### Request
Give the listing again character for character, but drop the images.

### Given entries
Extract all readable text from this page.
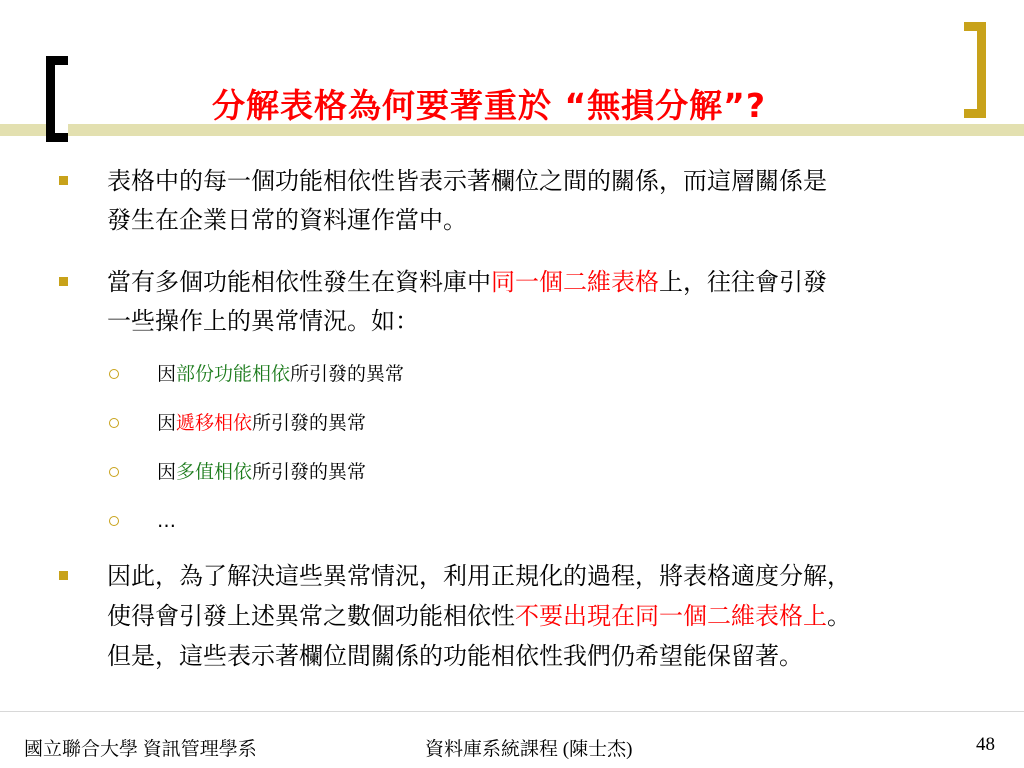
分解表格為何要著重於 “無損分解”?
表格中的每一個功能相依性皆表示著欄位之間的關係，而這層關係是
發生在企業日常的資料運作當中。
當有多個功能相依性發生在資料庫中同一個二維表格上，往往會引發
一些操作上的異常情況。如：
因部份功能相依所引發的異常
因遞移相依所引發的異常
因多值相依所引發的異常
…
因此，為了解決這些異常情況，利用正規化的過程，將表格適度分解，
使得會引發上述異常之數個功能相依性不要出現在同一個二維表格上。
但是，這些表示著欄位間關係的功能相依性我們仍希望能保留著。
國立聯合大學 資訊管理學系	資料庫系統課程 (陳士杰)	48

### Full solution
Extract all readable text from this page.
分解表格為何要著重於 “無損分解”?
表格中的每一個功能相依性皆表示著欄位之間的關係，而這層關係是
發生在企業日常的資料運作當中。
當有多個功能相依性發生在資料庫中同一個二維表格上，往往會引發
一些操作上的異常情況。如：
因部份功能相依所引發的異常
因遞移相依所引發的異常
因多值相依所引發的異常
…
因此，為了解決這些異常情況，利用正規化的過程，將表格適度分解，
使得會引發上述異常之數個功能相依性不要出現在同一個二維表格上。
但是，這些表示著欄位間關係的功能相依性我們仍希望能保留著。
國立聯合大學 資訊管理學系	資料庫系統課程 (陳士杰)	48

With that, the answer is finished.